### Task to carry out
Return each line of the records with nothing changed, pictures excepted.

### Record list
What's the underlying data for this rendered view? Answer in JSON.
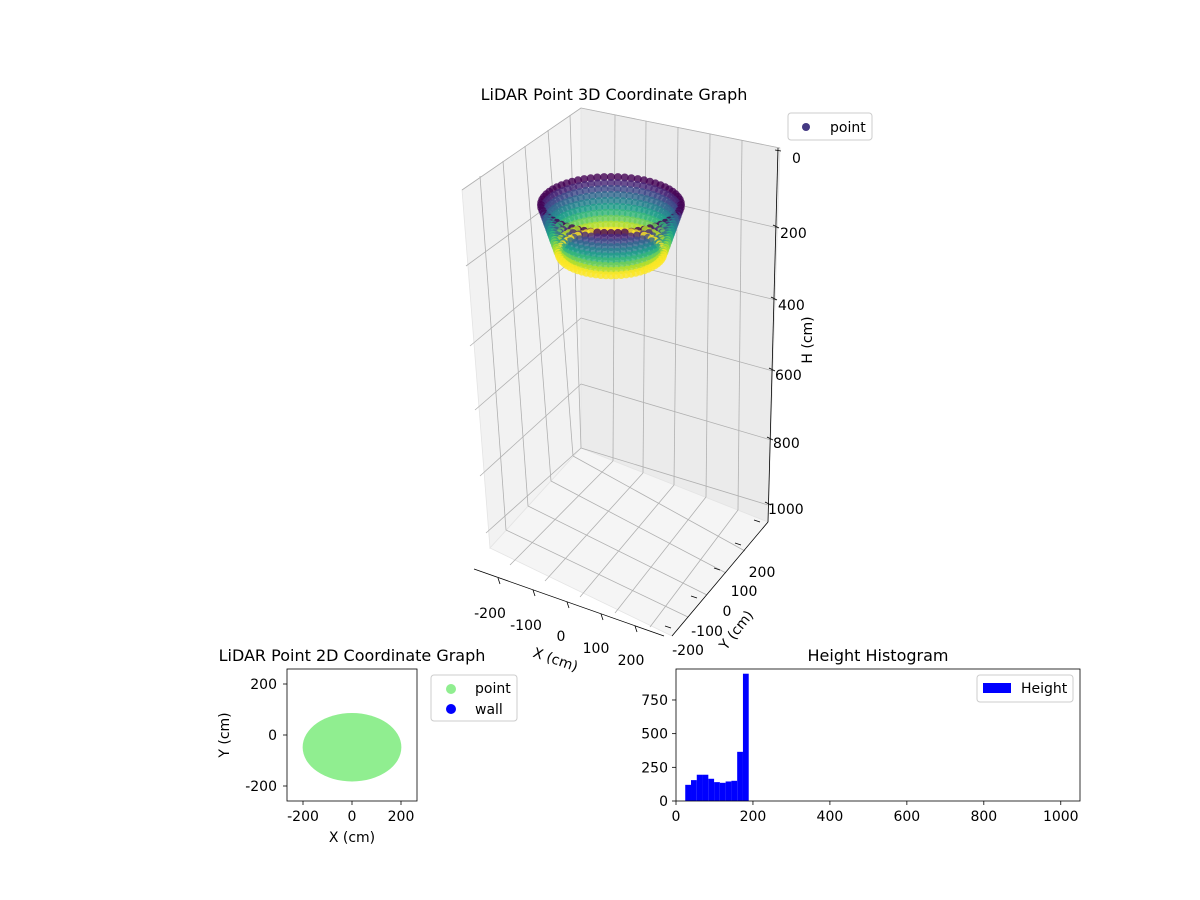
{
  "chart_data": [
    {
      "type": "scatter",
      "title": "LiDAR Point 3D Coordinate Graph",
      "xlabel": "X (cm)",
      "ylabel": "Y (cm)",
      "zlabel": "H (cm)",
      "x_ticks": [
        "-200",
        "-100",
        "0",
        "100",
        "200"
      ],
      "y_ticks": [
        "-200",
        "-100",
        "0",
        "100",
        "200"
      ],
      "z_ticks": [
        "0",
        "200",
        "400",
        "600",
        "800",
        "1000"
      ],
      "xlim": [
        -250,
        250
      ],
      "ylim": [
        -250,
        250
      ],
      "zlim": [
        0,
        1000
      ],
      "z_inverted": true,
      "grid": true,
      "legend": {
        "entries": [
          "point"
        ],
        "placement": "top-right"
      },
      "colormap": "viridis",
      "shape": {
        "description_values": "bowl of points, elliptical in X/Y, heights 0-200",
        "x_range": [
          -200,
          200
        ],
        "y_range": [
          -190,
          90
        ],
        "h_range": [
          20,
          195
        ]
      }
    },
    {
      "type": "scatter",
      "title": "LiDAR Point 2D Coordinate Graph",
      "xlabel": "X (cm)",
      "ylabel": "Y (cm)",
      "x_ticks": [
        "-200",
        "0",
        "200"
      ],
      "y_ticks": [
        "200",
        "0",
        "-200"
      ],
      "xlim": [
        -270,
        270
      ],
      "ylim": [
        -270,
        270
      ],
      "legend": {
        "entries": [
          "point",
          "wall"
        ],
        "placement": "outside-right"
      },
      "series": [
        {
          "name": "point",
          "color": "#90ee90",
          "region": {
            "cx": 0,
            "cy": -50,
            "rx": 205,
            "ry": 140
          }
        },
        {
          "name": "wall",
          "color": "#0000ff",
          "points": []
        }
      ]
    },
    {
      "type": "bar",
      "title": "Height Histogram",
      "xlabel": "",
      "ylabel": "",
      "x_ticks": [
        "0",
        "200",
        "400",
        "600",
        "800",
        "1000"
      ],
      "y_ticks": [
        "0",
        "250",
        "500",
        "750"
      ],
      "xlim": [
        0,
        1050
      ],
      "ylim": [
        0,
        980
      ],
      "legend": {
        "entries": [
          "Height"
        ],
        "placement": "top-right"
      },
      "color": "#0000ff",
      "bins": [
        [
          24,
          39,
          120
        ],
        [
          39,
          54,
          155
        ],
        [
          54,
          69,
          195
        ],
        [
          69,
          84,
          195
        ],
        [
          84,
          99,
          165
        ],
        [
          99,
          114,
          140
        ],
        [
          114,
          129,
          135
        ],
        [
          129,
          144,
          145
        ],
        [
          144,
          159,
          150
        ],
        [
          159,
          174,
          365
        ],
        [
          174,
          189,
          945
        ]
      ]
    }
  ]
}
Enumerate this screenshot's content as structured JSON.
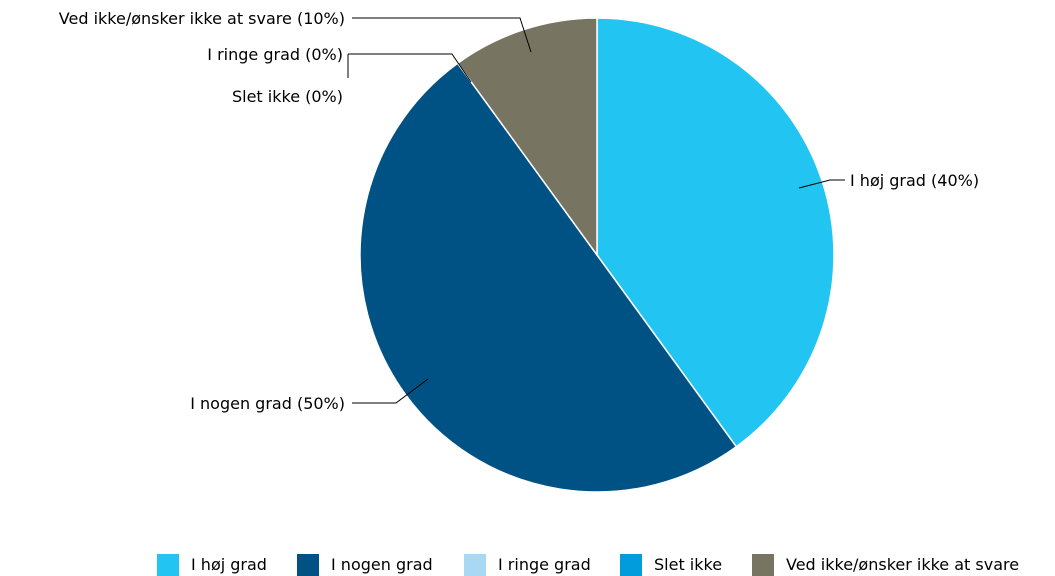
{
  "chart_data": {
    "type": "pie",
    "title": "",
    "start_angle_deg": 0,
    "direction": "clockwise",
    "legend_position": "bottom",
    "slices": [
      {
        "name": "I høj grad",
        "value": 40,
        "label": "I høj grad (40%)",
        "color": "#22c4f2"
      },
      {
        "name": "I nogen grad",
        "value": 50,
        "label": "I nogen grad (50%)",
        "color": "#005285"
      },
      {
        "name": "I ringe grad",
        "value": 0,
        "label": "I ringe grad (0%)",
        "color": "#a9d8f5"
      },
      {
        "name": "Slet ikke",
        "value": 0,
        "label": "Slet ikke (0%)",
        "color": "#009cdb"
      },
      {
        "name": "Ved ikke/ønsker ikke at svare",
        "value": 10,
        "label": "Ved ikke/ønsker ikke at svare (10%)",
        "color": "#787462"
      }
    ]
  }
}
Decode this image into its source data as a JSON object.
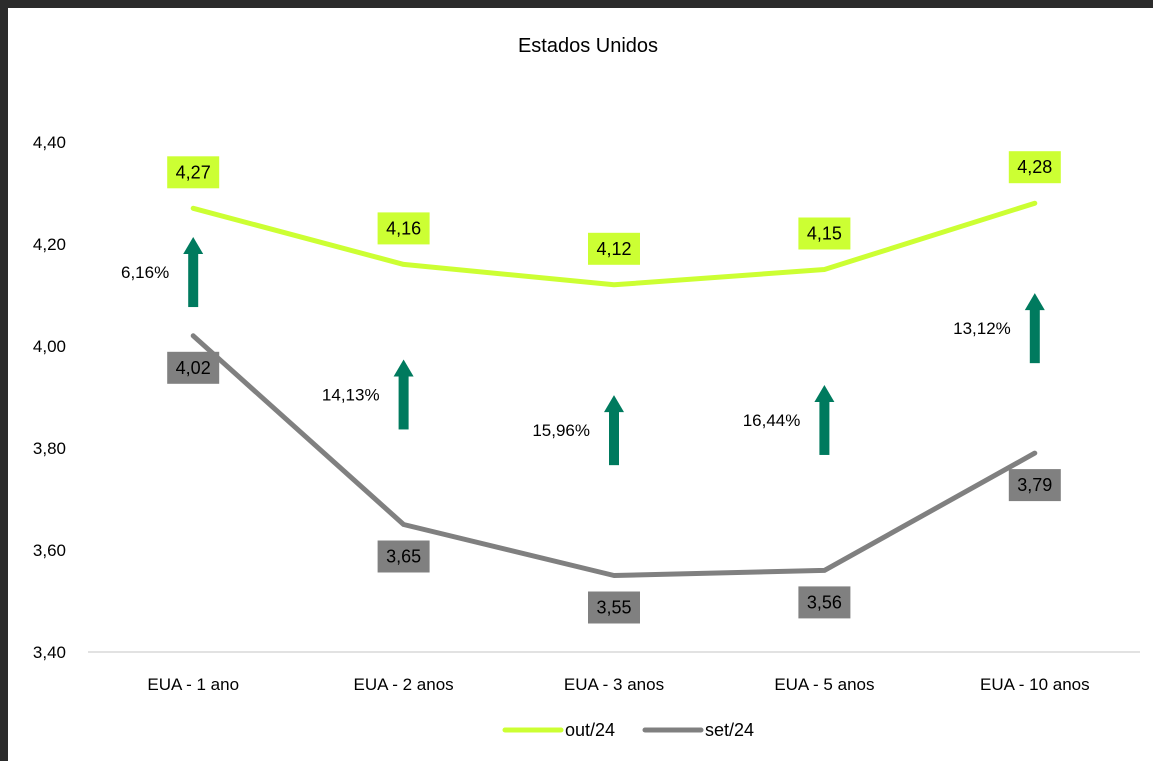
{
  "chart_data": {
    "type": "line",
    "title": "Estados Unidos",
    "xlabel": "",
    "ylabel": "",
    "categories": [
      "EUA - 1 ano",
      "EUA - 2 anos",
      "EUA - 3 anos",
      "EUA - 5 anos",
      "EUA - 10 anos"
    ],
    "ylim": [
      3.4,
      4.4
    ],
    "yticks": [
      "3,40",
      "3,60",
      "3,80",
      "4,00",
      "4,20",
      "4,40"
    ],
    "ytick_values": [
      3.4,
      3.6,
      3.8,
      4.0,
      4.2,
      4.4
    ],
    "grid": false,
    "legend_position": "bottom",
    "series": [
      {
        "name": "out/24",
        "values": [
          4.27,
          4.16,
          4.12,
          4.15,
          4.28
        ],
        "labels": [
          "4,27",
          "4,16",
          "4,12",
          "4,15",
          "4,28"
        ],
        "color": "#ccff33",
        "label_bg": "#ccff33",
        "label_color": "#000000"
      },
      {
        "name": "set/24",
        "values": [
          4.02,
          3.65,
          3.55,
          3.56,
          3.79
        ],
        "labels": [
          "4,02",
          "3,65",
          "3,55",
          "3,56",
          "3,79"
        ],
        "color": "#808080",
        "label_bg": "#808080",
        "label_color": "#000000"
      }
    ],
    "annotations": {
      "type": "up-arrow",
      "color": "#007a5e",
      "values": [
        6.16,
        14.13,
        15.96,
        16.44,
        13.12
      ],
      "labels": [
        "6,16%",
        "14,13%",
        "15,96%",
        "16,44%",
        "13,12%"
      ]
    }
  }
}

### Answer to the task
What's the underlying data for this rendered view? Answer in JSON.
{
  "chart_data": [
    {
      "type": "scatter",
      "title": "LiDAR Point 3D Coordinate Graph",
      "xlabel": "X (cm)",
      "ylabel": "Y (cm)",
      "zlabel": "H (cm)",
      "x_ticks": [
        "-200",
        "-100",
        "0",
        "100",
        "200"
      ],
      "y_ticks": [
        "-200",
        "-100",
        "0",
        "100",
        "200"
      ],
      "z_ticks": [
        "0",
        "200",
        "400",
        "600",
        "800",
        "1000"
      ],
      "xlim": [
        -250,
        250
      ],
      "ylim": [
        -250,
        250
      ],
      "zlim": [
        0,
        1000
      ],
      "z_inverted": true,
      "grid": true,
      "legend": {
        "entries": [
          "point"
        ],
        "placement": "top-right"
      },
      "colormap": "viridis",
      "shape": {
        "description_values": "bowl of points, elliptical in X/Y, heights 0-200",
        "x_range": [
          -200,
          200
        ],
        "y_range": [
          -190,
          90
        ],
        "h_range": [
          20,
          195
        ]
      }
    },
    {
      "type": "scatter",
      "title": "LiDAR Point 2D Coordinate Graph",
      "xlabel": "X (cm)",
      "ylabel": "Y (cm)",
      "x_ticks": [
        "-200",
        "0",
        "200"
      ],
      "y_ticks": [
        "200",
        "0",
        "-200"
      ],
      "xlim": [
        -270,
        270
      ],
      "ylim": [
        -270,
        270
      ],
      "legend": {
        "entries": [
          "point",
          "wall"
        ],
        "placement": "outside-right"
      },
      "series": [
        {
          "name": "point",
          "color": "#90ee90",
          "region": {
            "cx": 0,
            "cy": -50,
            "rx": 205,
            "ry": 140
          }
        },
        {
          "name": "wall",
          "color": "#0000ff",
          "points": []
        }
      ]
    },
    {
      "type": "bar",
      "title": "Height Histogram",
      "xlabel": "",
      "ylabel": "",
      "x_ticks": [
        "0",
        "200",
        "400",
        "600",
        "800",
        "1000"
      ],
      "y_ticks": [
        "0",
        "250",
        "500",
        "750"
      ],
      "xlim": [
        0,
        1050
      ],
      "ylim": [
        0,
        980
      ],
      "legend": {
        "entries": [
          "Height"
        ],
        "placement": "top-right"
      },
      "color": "#0000ff",
      "bins": [
        [
          24,
          39,
          120
        ],
        [
          39,
          54,
          155
        ],
        [
          54,
          69,
          195
        ],
        [
          69,
          84,
          195
        ],
        [
          84,
          99,
          165
        ],
        [
          99,
          114,
          140
        ],
        [
          114,
          129,
          135
        ],
        [
          129,
          144,
          145
        ],
        [
          144,
          159,
          150
        ],
        [
          159,
          174,
          365
        ],
        [
          174,
          189,
          945
        ]
      ]
    }
  ]
}
Enumerate this screenshot's content as structured JSON.
{
  "chart_data": {
    "type": "pie",
    "title": "",
    "start_angle_deg": 0,
    "direction": "clockwise",
    "legend_position": "bottom",
    "slices": [
      {
        "name": "I høj grad",
        "value": 40,
        "label": "I høj grad (40%)",
        "color": "#22c4f2"
      },
      {
        "name": "I nogen grad",
        "value": 50,
        "label": "I nogen grad (50%)",
        "color": "#005285"
      },
      {
        "name": "I ringe grad",
        "value": 0,
        "label": "I ringe grad (0%)",
        "color": "#a9d8f5"
      },
      {
        "name": "Slet ikke",
        "value": 0,
        "label": "Slet ikke (0%)",
        "color": "#009cdb"
      },
      {
        "name": "Ved ikke/ønsker ikke at svare",
        "value": 10,
        "label": "Ved ikke/ønsker ikke at svare (10%)",
        "color": "#787462"
      }
    ]
  }
}
Decode this image into its source data as a JSON object.
{
  "chart_data": {
    "type": "line",
    "title": "Estados Unidos",
    "xlabel": "",
    "ylabel": "",
    "categories": [
      "EUA - 1 ano",
      "EUA - 2 anos",
      "EUA - 3 anos",
      "EUA - 5 anos",
      "EUA - 10 anos"
    ],
    "ylim": [
      3.4,
      4.4
    ],
    "yticks": [
      "3,40",
      "3,60",
      "3,80",
      "4,00",
      "4,20",
      "4,40"
    ],
    "ytick_values": [
      3.4,
      3.6,
      3.8,
      4.0,
      4.2,
      4.4
    ],
    "grid": false,
    "legend_position": "bottom",
    "series": [
      {
        "name": "out/24",
        "values": [
          4.27,
          4.16,
          4.12,
          4.15,
          4.28
        ],
        "labels": [
          "4,27",
          "4,16",
          "4,12",
          "4,15",
          "4,28"
        ],
        "color": "#ccff33",
        "label_bg": "#ccff33",
        "label_color": "#000000"
      },
      {
        "name": "set/24",
        "values": [
          4.02,
          3.65,
          3.55,
          3.56,
          3.79
        ],
        "labels": [
          "4,02",
          "3,65",
          "3,55",
          "3,56",
          "3,79"
        ],
        "color": "#808080",
        "label_bg": "#808080",
        "label_color": "#000000"
      }
    ],
    "annotations": {
      "type": "up-arrow",
      "color": "#007a5e",
      "values": [
        6.16,
        14.13,
        15.96,
        16.44,
        13.12
      ],
      "labels": [
        "6,16%",
        "14,13%",
        "15,96%",
        "16,44%",
        "13,12%"
      ]
    }
  }
}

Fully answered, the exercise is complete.